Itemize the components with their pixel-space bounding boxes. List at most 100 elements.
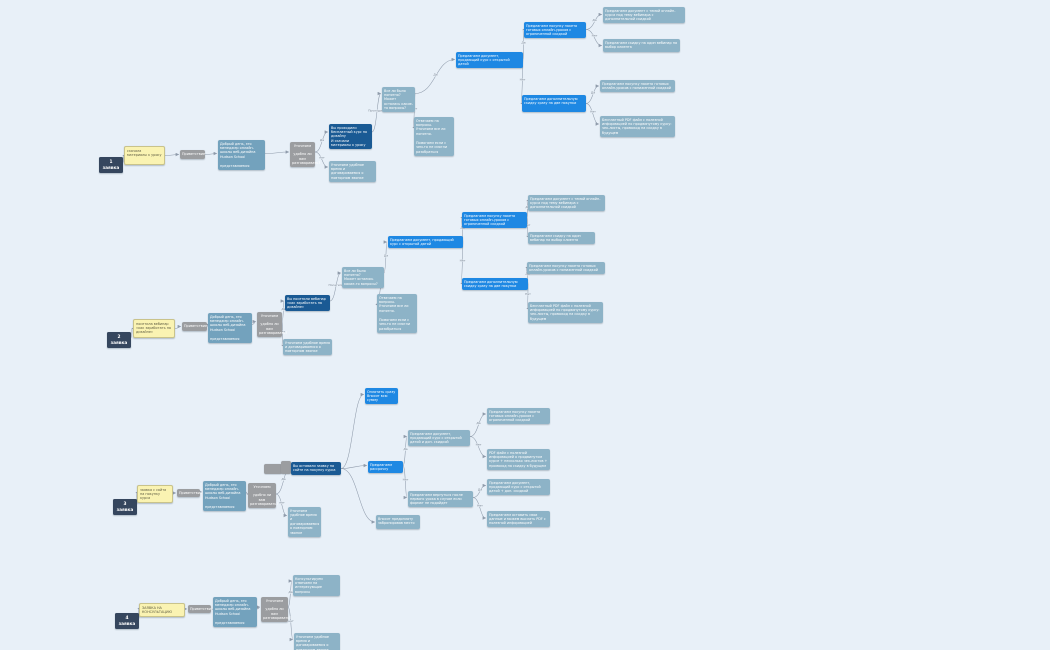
branch1-intro-script[interactable]: Добрый день, это менеджер онлайн-школы в… [218, 140, 265, 170]
branch3-convenience-check[interactable]: Уточняем удобно ли вам разговаривать? [248, 483, 278, 509]
branch1-offer-package-no[interactable]: Предлагаем скидку на один вебинар на выб… [603, 39, 680, 52]
edge-b3dark-b3pay [340, 392, 365, 469]
branch1-offer-discount[interactable]: Предлагаем дополнительную скидку сразу н… [522, 95, 586, 112]
branch1-offer-package-yes[interactable]: Предлагаем документ с темой онлайн-курса… [603, 7, 685, 24]
edge-label-b1q-b1doc: Да [433, 72, 437, 76]
branch3-collapsed-node[interactable] [264, 464, 282, 474]
branch1-offer-package[interactable]: Предлагаем покупку пакета готовых онлайн… [524, 22, 586, 39]
edge-b3doca-b3pdf [469, 436, 487, 459]
edge-label-b1dec-b1dark: Да [320, 138, 324, 142]
branch2-answer-questions[interactable]: Отвечаем на вопросы. Уточняем все ли пон… [377, 294, 417, 333]
edge-label-b1offb-b1b2: Нет [590, 110, 596, 114]
edge-b1offa-b1a1 [585, 12, 603, 30]
edge-label-b3ret-b3leave: Нет [477, 504, 483, 508]
edge-b3ret-b3docb [472, 483, 487, 498]
branch1-context-script[interactable]: Вы проходили бесплатный курс по дизайну … [329, 124, 372, 150]
edge-label-b3dec-b3dark: Да [281, 477, 285, 481]
branch2-intro-script[interactable]: Добрый день, это менеджер онлайн-школы в… [208, 313, 252, 343]
branch4-consult[interactable]: Консультируем отвечаем на интересующие в… [293, 575, 340, 596]
branch2-convenience-check[interactable]: Уточняем удобно ли вам разговаривать? [257, 312, 287, 338]
branch1-offer-discount-no[interactable]: Бесплатный PDF файл с полезной информаци… [600, 116, 675, 137]
branch4-greeting[interactable]: Приветствие [188, 605, 213, 613]
branch2-context-script[interactable]: Вы посетили вебинар «как заработать на д… [285, 295, 330, 312]
edge-b2dec-b2dark [280, 299, 285, 322]
branch2-offer-package-yes[interactable]: Предлагаем документ с темой онлайн-курса… [528, 195, 605, 212]
edge-b4intro-b4greet [183, 607, 188, 611]
branch2-offer-package-no[interactable]: Предлагаем скидку на один вебинар на выб… [528, 232, 595, 245]
edge-b3inst-b3doca [402, 434, 408, 466]
edge-label-b3dec-b3cb: нет [279, 501, 285, 505]
branch1-offer-document[interactable]: Предлагаем документ, продающий курс с от… [456, 52, 523, 69]
edge-b3ret-b3leave [472, 497, 487, 520]
edge-b3dark-b3pre [340, 468, 376, 524]
edge-b4dec-b4cb [287, 606, 294, 642]
branch3-collapsed-node[interactable] [281, 461, 291, 474]
branch1-answer-questions[interactable]: Отвечаем на вопросы. Уточняем все ли пон… [414, 117, 454, 156]
edge-b1intro-b1greet [164, 152, 180, 157]
branch2-offer-discount[interactable]: Предлагаем дополнительную скидку сразу н… [462, 278, 528, 291]
branch3-prepayment[interactable]: Вносит предоплату забронировав место [376, 515, 420, 529]
edge-label-b3doca-b3pdf: Нет [476, 442, 482, 446]
edge-b2script-b2dec [251, 319, 257, 325]
branch3-context-script[interactable]: Вы оставили заявку на сайте на покупку к… [291, 462, 341, 475]
branch1-lead-source[interactable]: скачала материалы к уроку [124, 146, 165, 165]
edge-b1dec-b1dark [314, 130, 329, 153]
edge-label-b1offb-b1b1: Да [591, 91, 595, 95]
branch2-offer-discount-no[interactable]: Бесплатный PDF файл с полезной информаци… [528, 302, 603, 323]
branch2-clarify-questions[interactable]: Все ли было понятно? Может остались каки… [342, 267, 384, 288]
edge-b3script-b3dec [245, 491, 251, 496]
branch3-offer-installments[interactable]: Предлагаем рассрочку [368, 461, 403, 474]
edge-label-b3inst-b3ret: Нет [403, 477, 409, 481]
branch1-callback[interactable]: Уточняем удобное время и договариваемся … [329, 161, 376, 182]
edge-b4script-b4dec [256, 605, 261, 610]
edge-b1script-b1dec [264, 150, 290, 154]
edge-b1q-b1doc [414, 57, 456, 94]
branch1-tag[interactable]: 1 заявка [99, 157, 123, 173]
edge-label-b1doc-b1offb: Нет [520, 77, 526, 81]
branch2-offer-document[interactable]: Предлагаем документ, продающий курс с от… [388, 236, 463, 249]
branch3-leave-contacts[interactable]: Предлагаем оставить свои данные и можем … [487, 511, 550, 528]
branch3-lead-source[interactable]: заявка с сайта на покупку курса [137, 485, 173, 504]
edge-b3doca-b3pack [469, 412, 487, 437]
branch4-intro-script[interactable]: Добрый день, это менеджер онлайн-школы в… [213, 597, 257, 627]
branch2-lead-source[interactable]: посетила вебинар «как заработать на диза… [133, 319, 175, 338]
branch4-callback[interactable]: Уточняем удобное время и договариваемся … [294, 633, 340, 650]
branch4-tag[interactable]: 4 заявка [115, 613, 139, 629]
branch1-offer-discount-yes[interactable]: Предлагаем покупку пакета готовых онлайн… [600, 80, 675, 93]
branch3-callback[interactable]: Уточняем удобное время и договариваемся … [288, 507, 321, 537]
branch3-offer-package[interactable]: Предлагаем покупку пакета готовых онлайн… [487, 408, 550, 425]
edge-b1dark-b1q [371, 91, 382, 133]
branch2-offer-discount-yes[interactable]: Предлагаем покупку пакета готовых онлайн… [527, 262, 605, 275]
branch2-offer-package[interactable]: Предлагаем покупку пакета готовых онлайн… [462, 212, 527, 229]
branch4-convenience-check[interactable]: Уточняем удобно ли вам разговаривать? [261, 597, 291, 623]
branch1-greeting[interactable]: Приветствие [180, 150, 205, 159]
branch3-greeting[interactable]: Приветствие [177, 489, 202, 497]
branch3-pay-now[interactable]: Оплатить сразу Вносит всю сумму [365, 388, 398, 405]
edge-b2q-b2doc [383, 240, 388, 274]
edge-b3dark-b3inst [340, 463, 368, 469]
edge-b3intro-b3greet [172, 491, 177, 495]
branch4-lead-source[interactable]: ЗАЯВКА НА КОНСУЛЬТАЦИЮ [139, 603, 185, 618]
edge-b3inst-b3ret [402, 465, 408, 500]
branch3-offer-document-2[interactable]: Предлагаем документ, продающий курс с от… [487, 479, 550, 496]
branch2-callback[interactable]: Уточняем удобное время и договариваемся … [283, 339, 332, 356]
branch3-tag[interactable]: 3 заявка [113, 499, 137, 515]
branch3-intro-script[interactable]: Добрый день, это менеджер онлайн-школы в… [203, 481, 246, 511]
edge-b1offb-b1b1 [585, 84, 600, 104]
branch1-convenience-check[interactable]: Уточняем удобно ли вам разговаривать? [290, 142, 320, 168]
branch3-offer-document[interactable]: Предлагаем документ, продающий курс с от… [408, 430, 470, 447]
branch3-pdf-bonus[interactable]: PDF файл с полезной информацией о продви… [487, 449, 550, 470]
edge-b1greet-b1script [204, 151, 218, 156]
edge-b1offb-b1b2 [585, 103, 600, 126]
edge-label-b1offa-b1a2: Нет [592, 33, 598, 37]
edge-label-b1doc-b1offa: Да [521, 40, 525, 44]
branch2-greeting[interactable]: Приветствие [182, 322, 207, 331]
edge-label-b3ret-b3docb: Да [478, 487, 482, 491]
branch3-offer-return[interactable]: Предлагаем вернуться после первого урока… [408, 491, 473, 508]
branch1-clarify-questions[interactable]: Все ли было понятно? Может остались каки… [382, 87, 415, 113]
edge-b2intro-b2greet [174, 324, 182, 329]
edge-b4dec-b4cons [287, 579, 293, 608]
branch2-tag[interactable]: 2 заявка [107, 332, 131, 348]
edge-label-b2offb-b2b2: Нет [525, 292, 531, 296]
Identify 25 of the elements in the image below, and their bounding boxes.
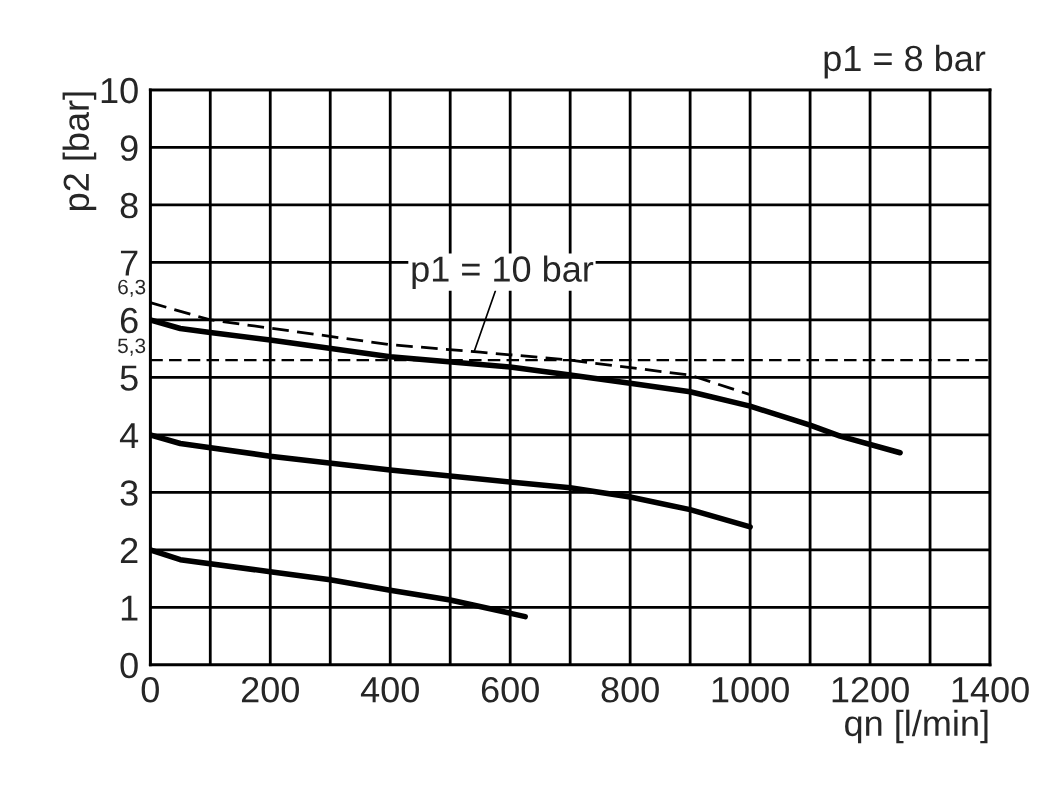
x-tick-label: 1200 (832, 676, 909, 703)
x-tick-label: 1000 (712, 676, 789, 703)
text: p1 = 8 bar (824, 44, 986, 79)
y-tick-label: 7 (120, 250, 138, 276)
annotation: 6,3 (118, 279, 146, 297)
y-axis-title: p2 [bar] (62, 92, 97, 211)
y-tick-label: 3 (120, 480, 138, 506)
y-tick-label: 1 (121, 595, 138, 621)
x-tick-label: 600 (481, 676, 539, 703)
y-tick-label: 6 (120, 307, 138, 334)
annotation: p1 = 10 bar (412, 255, 594, 290)
x-tick-label: 1400 (952, 676, 1029, 703)
y-tick-label: 8 (120, 192, 138, 219)
ref-line-label: 5,3 (117, 338, 146, 356)
y-tick-label: 4 (119, 423, 139, 448)
x-tick-label: 200 (241, 676, 299, 703)
x-tick-label: 800 (601, 676, 659, 703)
y-tick-label: 5 (120, 365, 138, 391)
y-tick-label: 10 (101, 77, 138, 104)
y-tick-label: 2 (120, 537, 138, 563)
x-tick-label: 400 (360, 676, 419, 703)
x-axis-title: qn [l/min] (845, 709, 988, 744)
y-tick-label: 0 (120, 652, 138, 679)
x-tick-label: 0 (141, 676, 159, 703)
y-tick-label: 9 (120, 135, 138, 161)
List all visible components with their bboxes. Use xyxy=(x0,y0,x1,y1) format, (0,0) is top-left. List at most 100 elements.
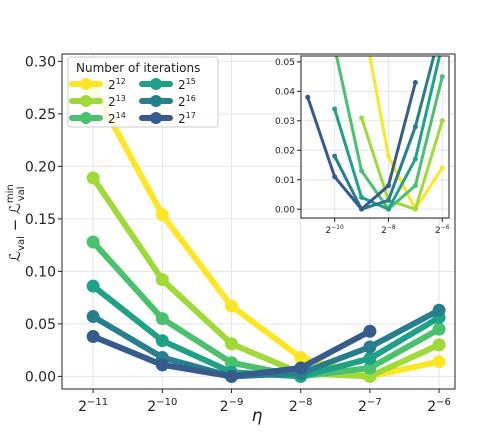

□ □ □

Could you echo back the records word for word, starting at the line that contains "x-tick-label: 1200 (832, 676, 909, 703)" and going through the end of the records, without including any pictures?

x-tick-label: 1200 (832, 676, 909, 703)
x-tick-label: 1000 (712, 676, 789, 703)
text: p1 = 8 bar (824, 44, 986, 79)
y-tick-label: 7 (120, 250, 138, 276)
annotation: 6,3 (118, 279, 146, 297)
y-axis-title: p2 [bar] (62, 92, 97, 211)
y-tick-label: 3 (120, 480, 138, 506)
y-tick-label: 1 (121, 595, 138, 621)
x-tick-label: 600 (481, 676, 539, 703)
y-tick-label: 6 (120, 307, 138, 334)
annotation: p1 = 10 bar (412, 255, 594, 290)
x-tick-label: 1400 (952, 676, 1029, 703)
y-tick-label: 8 (120, 192, 138, 219)
ref-line-label: 5,3 (117, 338, 146, 356)
y-tick-label: 4 (119, 423, 139, 448)
x-tick-label: 200 (241, 676, 299, 703)
x-tick-label: 800 (601, 676, 659, 703)
y-tick-label: 5 (120, 365, 138, 391)
y-tick-label: 10 (101, 77, 138, 104)
y-tick-label: 2 (120, 537, 138, 563)
x-tick-label: 400 (360, 676, 419, 703)
x-axis-title: qn [l/min] (845, 709, 988, 744)
y-tick-label: 0 (120, 652, 138, 679)
x-tick-label: 0 (141, 676, 159, 703)
y-tick-label: 9 (120, 135, 138, 161)
List all visible components with their bboxes. Use xyxy=(x0,y0,x1,y1) format, (0,0) is top-left. List at most 100 elements.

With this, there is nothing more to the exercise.